* To be done
Tally the lines that contain "items" and report the total alone.

Records from a data collection:
▬▬▬▬▬▬▬▬▬▬

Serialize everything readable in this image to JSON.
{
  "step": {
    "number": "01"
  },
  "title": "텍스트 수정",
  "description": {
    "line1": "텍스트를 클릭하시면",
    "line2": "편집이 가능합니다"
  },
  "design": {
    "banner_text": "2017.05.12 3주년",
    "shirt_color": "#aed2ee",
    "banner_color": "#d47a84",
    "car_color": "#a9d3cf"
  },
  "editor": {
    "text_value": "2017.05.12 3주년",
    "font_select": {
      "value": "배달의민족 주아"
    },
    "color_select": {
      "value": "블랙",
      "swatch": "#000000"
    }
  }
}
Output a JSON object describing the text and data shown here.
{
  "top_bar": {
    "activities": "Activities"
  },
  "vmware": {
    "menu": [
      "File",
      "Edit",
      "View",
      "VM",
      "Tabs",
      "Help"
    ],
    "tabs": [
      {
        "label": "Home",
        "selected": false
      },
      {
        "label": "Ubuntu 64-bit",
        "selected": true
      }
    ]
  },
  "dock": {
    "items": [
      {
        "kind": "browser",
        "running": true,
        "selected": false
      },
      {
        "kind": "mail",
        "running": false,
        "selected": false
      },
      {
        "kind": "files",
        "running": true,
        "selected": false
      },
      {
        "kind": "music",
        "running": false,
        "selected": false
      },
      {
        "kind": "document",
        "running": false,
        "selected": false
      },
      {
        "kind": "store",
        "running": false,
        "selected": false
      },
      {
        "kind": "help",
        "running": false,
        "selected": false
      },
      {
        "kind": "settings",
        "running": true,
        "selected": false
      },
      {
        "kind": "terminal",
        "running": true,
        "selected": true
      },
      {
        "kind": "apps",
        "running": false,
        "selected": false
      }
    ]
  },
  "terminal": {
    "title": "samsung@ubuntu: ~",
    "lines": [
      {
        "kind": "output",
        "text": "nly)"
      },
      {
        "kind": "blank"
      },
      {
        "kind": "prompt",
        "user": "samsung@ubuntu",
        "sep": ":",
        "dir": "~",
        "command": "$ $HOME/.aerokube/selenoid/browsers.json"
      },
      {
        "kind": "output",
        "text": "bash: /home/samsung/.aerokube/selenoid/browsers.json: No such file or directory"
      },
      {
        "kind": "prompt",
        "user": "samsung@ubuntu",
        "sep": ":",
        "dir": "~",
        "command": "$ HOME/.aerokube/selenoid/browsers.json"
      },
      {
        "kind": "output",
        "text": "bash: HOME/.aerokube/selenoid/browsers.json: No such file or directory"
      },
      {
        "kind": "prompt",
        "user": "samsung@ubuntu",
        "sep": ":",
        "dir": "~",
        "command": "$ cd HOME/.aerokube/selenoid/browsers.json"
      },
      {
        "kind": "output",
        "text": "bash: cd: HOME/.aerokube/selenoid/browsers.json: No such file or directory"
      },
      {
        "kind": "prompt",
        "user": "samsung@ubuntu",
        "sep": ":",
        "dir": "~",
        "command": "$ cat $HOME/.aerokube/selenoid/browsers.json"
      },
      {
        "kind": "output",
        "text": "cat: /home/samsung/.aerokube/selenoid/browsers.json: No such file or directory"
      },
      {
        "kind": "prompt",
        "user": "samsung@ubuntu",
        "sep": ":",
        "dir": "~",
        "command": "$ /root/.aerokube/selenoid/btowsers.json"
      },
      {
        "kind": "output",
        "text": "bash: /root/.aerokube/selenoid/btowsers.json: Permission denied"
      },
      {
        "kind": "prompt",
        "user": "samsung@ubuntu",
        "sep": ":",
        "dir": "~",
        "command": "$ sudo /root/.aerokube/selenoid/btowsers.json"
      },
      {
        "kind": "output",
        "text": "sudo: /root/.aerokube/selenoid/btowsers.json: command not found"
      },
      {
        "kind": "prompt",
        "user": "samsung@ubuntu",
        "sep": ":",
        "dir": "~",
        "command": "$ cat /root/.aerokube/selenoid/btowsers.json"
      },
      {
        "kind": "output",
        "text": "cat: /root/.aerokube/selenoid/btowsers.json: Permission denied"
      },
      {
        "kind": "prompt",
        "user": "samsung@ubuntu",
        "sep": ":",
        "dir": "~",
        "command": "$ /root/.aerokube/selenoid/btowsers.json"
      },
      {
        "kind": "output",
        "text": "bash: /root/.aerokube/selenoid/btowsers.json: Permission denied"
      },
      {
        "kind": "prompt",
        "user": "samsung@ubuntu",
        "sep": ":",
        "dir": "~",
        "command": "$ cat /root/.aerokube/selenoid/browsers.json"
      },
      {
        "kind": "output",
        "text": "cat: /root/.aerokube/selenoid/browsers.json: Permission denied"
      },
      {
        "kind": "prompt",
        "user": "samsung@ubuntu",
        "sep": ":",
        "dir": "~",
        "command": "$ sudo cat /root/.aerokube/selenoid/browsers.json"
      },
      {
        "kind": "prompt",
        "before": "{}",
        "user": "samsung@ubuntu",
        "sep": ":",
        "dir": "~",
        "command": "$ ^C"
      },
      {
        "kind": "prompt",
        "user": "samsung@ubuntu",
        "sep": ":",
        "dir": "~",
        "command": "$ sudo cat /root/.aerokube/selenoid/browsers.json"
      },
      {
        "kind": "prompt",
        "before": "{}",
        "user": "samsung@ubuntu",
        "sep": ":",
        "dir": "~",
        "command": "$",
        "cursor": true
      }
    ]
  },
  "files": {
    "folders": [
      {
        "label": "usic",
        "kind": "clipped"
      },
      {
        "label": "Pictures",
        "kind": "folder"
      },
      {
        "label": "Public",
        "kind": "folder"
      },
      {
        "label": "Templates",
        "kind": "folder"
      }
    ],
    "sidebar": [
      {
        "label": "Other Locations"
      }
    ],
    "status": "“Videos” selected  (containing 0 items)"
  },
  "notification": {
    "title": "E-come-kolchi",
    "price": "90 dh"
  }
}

▬▬▬▬▬▬▬▬▬▬

* Response for this exercise
2